## [What the task asks]
How many lines of the records below contain the word "Blue"? Answer with the number alone.

## [Records shown]

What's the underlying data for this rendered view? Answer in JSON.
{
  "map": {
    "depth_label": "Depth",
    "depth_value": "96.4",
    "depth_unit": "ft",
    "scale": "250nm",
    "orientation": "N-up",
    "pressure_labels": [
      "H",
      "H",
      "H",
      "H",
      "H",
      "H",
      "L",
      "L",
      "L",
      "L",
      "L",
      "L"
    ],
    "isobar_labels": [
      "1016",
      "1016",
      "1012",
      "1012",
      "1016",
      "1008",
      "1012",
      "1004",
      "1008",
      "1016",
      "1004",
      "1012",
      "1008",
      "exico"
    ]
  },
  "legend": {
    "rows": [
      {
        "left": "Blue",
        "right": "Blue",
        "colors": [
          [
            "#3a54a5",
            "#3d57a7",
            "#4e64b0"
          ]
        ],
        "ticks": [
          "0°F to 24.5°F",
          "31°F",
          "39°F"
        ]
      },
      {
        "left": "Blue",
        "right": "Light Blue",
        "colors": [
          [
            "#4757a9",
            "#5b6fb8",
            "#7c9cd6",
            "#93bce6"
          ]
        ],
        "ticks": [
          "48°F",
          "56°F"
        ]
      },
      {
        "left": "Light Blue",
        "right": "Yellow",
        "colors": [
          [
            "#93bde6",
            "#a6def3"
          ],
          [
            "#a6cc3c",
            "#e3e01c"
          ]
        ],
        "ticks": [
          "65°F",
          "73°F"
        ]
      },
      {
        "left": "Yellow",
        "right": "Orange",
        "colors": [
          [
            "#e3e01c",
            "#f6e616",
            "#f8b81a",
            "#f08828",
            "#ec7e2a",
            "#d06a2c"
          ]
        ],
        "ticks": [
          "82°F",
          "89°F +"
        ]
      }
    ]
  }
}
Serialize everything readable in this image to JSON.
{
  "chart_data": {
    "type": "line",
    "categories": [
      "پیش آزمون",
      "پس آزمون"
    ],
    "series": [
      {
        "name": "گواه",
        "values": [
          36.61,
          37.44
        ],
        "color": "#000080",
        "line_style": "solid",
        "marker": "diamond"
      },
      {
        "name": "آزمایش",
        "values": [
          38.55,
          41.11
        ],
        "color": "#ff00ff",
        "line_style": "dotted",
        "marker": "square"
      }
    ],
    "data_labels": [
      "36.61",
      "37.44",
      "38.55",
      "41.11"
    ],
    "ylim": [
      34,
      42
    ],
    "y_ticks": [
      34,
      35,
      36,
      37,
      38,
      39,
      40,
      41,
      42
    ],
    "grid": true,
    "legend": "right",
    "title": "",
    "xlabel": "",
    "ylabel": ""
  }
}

## [Exercise result]
5